ニッケイ新聞 2008年4月3日付け
サンパウロ日伯援護協会の定期総会が、先月三十日午前、文協ビル新館展示場で行われ、九十二人の委任状を含めて役員や援協地区委員など、百八十七人が出席した。前年度の事業報告のなかで注目されるのは、各老人施設の入居者の自立不能が増えていること。全体的にいえば、現状がピークではなく、諸経費増を含めて、これから対処していかなければならない問題が山積していく事態が予想される。
あいさつで、森口会長は「(会長に就任してから)一年を迎えた。福祉センター建設にあたっては、理事会でもいろんな意見をまとめ承認を得ることができた。今年一年も心一つにして皆様の協力を頂きたい。もう一息がんばりましょう」と力強く述べた。
来賓には、後藤猛在聖領事、岡本ルイス・こどものその理事長、新県連会長の与儀昭雄氏、山下譲二文協副会長、吉岡黎明救済会会長、老ク連の五十嵐司副会長、元援協会長の原沢和夫氏、酒井清一氏らが出席。総会後の昼食会で、松尾治百周年協会執行委員長が乾杯の音頭を取り、歓談した。
以下、援協各施設の動き。(〇七年度事業報告)
サントス厚生ホーム=入居者の平均年齢が高くなり、五年以上の長期が増加。同時に要介護者や経費も増えている。
カンポスさくらホーム=利用率が六八%で、入居者募集を続けている。八十歳以上が七〇%以上。

------------------------------------

**設問 1**
援協総会の記事のうち、「来賓には、後藤猛在聖領事、岡」から「る。八十歳以上が七〇%以上。」までを、両端を含めて一字一句たがえずに書き写してください。
**設問 2**
援協総会の記事を、最後に示された文の次から書き継いでください。
この後に続く行は、援協総会の記事とは別個の資料です。

(ページレイアウト解析データ)
------------------------------------

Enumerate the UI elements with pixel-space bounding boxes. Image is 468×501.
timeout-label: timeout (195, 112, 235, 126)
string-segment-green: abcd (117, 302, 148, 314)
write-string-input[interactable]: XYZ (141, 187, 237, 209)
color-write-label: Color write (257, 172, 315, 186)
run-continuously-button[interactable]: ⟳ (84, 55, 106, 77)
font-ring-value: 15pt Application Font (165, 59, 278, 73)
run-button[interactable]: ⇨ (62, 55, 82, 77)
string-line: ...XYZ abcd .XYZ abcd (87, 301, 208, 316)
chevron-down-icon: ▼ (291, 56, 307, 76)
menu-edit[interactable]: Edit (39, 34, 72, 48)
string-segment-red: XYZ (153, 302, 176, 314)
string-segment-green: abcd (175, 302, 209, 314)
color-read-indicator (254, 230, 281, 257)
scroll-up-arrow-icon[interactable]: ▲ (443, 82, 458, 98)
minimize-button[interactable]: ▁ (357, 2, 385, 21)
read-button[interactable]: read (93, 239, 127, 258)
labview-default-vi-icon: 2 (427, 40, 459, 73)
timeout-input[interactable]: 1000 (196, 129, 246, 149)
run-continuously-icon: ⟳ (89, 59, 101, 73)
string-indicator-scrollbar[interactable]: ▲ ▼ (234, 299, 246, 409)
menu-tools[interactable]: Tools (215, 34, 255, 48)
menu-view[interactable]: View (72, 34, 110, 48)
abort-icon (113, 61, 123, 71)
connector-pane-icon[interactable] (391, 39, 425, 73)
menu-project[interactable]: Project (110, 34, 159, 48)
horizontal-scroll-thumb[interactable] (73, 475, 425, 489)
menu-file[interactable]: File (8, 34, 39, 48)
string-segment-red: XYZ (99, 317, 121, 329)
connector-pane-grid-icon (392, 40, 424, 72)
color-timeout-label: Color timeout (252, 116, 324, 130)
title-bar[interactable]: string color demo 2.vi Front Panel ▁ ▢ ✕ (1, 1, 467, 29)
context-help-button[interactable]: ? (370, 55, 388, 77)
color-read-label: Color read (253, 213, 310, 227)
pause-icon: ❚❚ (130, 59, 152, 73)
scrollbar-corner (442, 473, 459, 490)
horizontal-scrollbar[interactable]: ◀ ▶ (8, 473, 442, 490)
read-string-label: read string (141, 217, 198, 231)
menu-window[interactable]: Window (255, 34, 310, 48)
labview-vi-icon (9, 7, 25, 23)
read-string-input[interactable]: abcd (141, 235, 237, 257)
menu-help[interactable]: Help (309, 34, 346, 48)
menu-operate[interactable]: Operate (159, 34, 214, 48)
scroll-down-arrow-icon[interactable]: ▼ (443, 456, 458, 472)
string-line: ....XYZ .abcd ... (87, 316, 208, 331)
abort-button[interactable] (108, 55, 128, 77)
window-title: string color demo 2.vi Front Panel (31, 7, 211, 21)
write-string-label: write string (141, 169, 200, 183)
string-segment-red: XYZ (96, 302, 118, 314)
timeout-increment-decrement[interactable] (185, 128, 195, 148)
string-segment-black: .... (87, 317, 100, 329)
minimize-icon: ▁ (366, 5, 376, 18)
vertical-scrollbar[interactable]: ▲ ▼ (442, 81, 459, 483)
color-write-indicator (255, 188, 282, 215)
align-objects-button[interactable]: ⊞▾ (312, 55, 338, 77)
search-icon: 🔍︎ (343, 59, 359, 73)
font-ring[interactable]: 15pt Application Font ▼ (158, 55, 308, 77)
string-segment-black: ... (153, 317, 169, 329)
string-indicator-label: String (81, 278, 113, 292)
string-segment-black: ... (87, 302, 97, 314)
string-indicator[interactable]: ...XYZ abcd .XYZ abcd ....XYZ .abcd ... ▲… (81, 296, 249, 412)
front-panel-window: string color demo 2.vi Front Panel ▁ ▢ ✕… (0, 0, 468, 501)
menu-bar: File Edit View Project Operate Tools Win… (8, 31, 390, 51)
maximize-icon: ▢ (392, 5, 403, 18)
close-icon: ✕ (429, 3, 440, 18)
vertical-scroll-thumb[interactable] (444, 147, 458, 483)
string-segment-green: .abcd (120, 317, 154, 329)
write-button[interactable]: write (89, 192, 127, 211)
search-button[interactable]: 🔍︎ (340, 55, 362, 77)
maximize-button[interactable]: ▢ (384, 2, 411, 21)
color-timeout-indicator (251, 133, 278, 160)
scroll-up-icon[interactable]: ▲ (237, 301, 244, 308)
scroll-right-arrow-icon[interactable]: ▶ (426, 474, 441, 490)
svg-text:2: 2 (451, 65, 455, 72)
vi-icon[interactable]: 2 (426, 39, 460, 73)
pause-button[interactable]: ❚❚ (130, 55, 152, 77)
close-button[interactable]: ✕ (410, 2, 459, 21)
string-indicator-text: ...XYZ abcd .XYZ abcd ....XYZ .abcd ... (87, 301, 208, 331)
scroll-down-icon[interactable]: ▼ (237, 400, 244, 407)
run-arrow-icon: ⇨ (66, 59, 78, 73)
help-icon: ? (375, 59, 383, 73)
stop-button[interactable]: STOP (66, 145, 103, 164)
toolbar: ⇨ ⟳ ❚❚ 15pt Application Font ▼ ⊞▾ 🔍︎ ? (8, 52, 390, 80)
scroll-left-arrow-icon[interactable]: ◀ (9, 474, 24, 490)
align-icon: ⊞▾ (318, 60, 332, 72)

------------------------------------

**解答欄 1**
来賓には、後藤猛在聖領事、岡本ルイス・こどものその理事長、新県連会長の与儀昭雄氏、山下譲二文協副会長、吉岡黎明救済会会長、老ク連の五十嵐司副会長、元援協会長の原沢和夫氏、酒井清一氏らが出席。総会後の昼食会で、松尾治百周年協会執行委員長が乾杯の音頭を取り、歓談した。
以下、援協各施設の動き。(〇七年度事業報告)
サントス厚生ホーム=入居者の平均年齢が高くなり、五年以上の長期が増加。同時に要介護者や経費も増えている。
カンポスさくらホーム=利用率が六八%で、入居者募集を続けている。八十歳以上が七〇%以上。

**解答欄 2**
スザノ・イッペランジャホーム=九〇%以上の高い利用率を維持。程度の差はあるが認知症の人が多い。
あけぼのホーム=〇七年はじめて入居者が五十人を突破し、増加傾向にある。自立歩行できる入居者は一一%に留まり、大半が歩行器、車椅子利用者。
やすらぎホーム=日系唯一の精神障害者リハビリセンター。〇七年は二十一人の入所に対し、三十人が退所。リハビリ実績を向上させている。
奄美事業所=地元児童の健全育成と高齢者デイサービス活動を実施。六歳から十五歳までの子ども八十四人を無料で受け入れている。
援協総合診療所=各専門科別キャンペーン、インフルエンザ予防接種、児童無料検診に力を入れた。
巡回診療=五つの州八十八地区で四千百三十一人を診察。七十歳以上の基本検査を無料で実施、継続。
日伯友好病院=〇七年、MRI(磁器共鳴診断装置)機器の更新、心臓科診療所の増築改築を実施。今年は収益から福祉センター建設費用に、二百万レアルを支援する。